_AIM OF THE TASK_
What you return must match the records exactly, line for line.

_RECORD EXCERPTS_
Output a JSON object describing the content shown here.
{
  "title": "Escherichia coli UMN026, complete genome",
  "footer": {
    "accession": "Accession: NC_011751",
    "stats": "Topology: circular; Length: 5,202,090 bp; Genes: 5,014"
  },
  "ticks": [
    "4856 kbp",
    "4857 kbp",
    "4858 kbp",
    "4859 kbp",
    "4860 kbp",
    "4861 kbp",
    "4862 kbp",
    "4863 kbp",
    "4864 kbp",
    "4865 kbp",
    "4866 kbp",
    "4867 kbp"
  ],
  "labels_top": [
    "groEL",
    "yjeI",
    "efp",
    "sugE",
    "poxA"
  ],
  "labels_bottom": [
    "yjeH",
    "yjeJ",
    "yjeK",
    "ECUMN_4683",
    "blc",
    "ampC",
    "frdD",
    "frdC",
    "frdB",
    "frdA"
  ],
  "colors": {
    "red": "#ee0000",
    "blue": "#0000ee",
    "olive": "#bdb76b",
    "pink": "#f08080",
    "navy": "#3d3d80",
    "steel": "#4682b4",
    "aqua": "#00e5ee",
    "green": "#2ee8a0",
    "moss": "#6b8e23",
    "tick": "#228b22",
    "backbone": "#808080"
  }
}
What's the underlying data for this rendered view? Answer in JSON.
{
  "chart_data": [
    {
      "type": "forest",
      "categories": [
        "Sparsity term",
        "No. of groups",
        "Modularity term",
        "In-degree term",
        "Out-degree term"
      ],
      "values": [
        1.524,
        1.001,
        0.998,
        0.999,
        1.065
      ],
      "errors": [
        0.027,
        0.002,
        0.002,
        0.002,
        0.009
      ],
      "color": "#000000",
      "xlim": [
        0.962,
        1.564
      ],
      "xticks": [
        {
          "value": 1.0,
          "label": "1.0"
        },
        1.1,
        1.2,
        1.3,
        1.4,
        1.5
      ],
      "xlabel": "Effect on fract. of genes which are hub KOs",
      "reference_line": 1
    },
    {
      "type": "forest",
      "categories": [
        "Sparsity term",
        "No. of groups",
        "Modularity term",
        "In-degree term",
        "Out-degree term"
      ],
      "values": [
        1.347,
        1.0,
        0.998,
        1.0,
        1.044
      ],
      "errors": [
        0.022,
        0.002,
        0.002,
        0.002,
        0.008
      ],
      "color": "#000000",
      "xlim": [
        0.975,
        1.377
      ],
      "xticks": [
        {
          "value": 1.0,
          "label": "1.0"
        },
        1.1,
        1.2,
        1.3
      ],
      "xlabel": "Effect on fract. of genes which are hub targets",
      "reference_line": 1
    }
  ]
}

_THE COMPLETED TASK_
Output a JSON object describing the content shown here.
{
  "title": "Escherichia coli UMN026, complete genome",
  "footer": {
    "accession": "Accession: NC_011751",
    "stats": "Topology: circular; Length: 5,202,090 bp; Genes: 5,014"
  },
  "ticks": [
    "4856 kbp",
    "4857 kbp",
    "4858 kbp",
    "4859 kbp",
    "4860 kbp",
    "4861 kbp",
    "4862 kbp",
    "4863 kbp",
    "4864 kbp",
    "4865 kbp",
    "4866 kbp",
    "4867 kbp"
  ],
  "labels_top": [
    "groEL",
    "yjeI",
    "efp",
    "sugE",
    "poxA"
  ],
  "labels_bottom": [
    "yjeH",
    "yjeJ",
    "yjeK",
    "ECUMN_4683",
    "blc",
    "ampC",
    "frdD",
    "frdC",
    "frdB",
    "frdA"
  ],
  "colors": {
    "red": "#ee0000",
    "blue": "#0000ee",
    "olive": "#bdb76b",
    "pink": "#f08080",
    "navy": "#3d3d80",
    "steel": "#4682b4",
    "aqua": "#00e5ee",
    "green": "#2ee8a0",
    "moss": "#6b8e23",
    "tick": "#228b22",
    "backbone": "#808080"
  }
}
What's the underlying data for this rendered view? Answer in JSON.
{
  "chart_data": [
    {
      "type": "forest",
      "categories": [
        "Sparsity term",
        "No. of groups",
        "Modularity term",
        "In-degree term",
        "Out-degree term"
      ],
      "values": [
        1.524,
        1.001,
        0.998,
        0.999,
        1.065
      ],
      "errors": [
        0.027,
        0.002,
        0.002,
        0.002,
        0.009
      ],
      "color": "#000000",
      "xlim": [
        0.962,
        1.564
      ],
      "xticks": [
        {
          "value": 1.0,
          "label": "1.0"
        },
        1.1,
        1.2,
        1.3,
        1.4,
        1.5
      ],
      "xlabel": "Effect on fract. of genes which are hub KOs",
      "reference_line": 1
    },
    {
      "type": "forest",
      "categories": [
        "Sparsity term",
        "No. of groups",
        "Modularity term",
        "In-degree term",
        "Out-degree term"
      ],
      "values": [
        1.347,
        1.0,
        0.998,
        1.0,
        1.044
      ],
      "errors": [
        0.022,
        0.002,
        0.002,
        0.002,
        0.008
      ],
      "color": "#000000",
      "xlim": [
        0.975,
        1.377
      ],
      "xticks": [
        {
          "value": 1.0,
          "label": "1.0"
        },
        1.1,
        1.2,
        1.3
      ],
      "xlabel": "Effect on fract. of genes which are hub targets",
      "reference_line": 1
    }
  ]
}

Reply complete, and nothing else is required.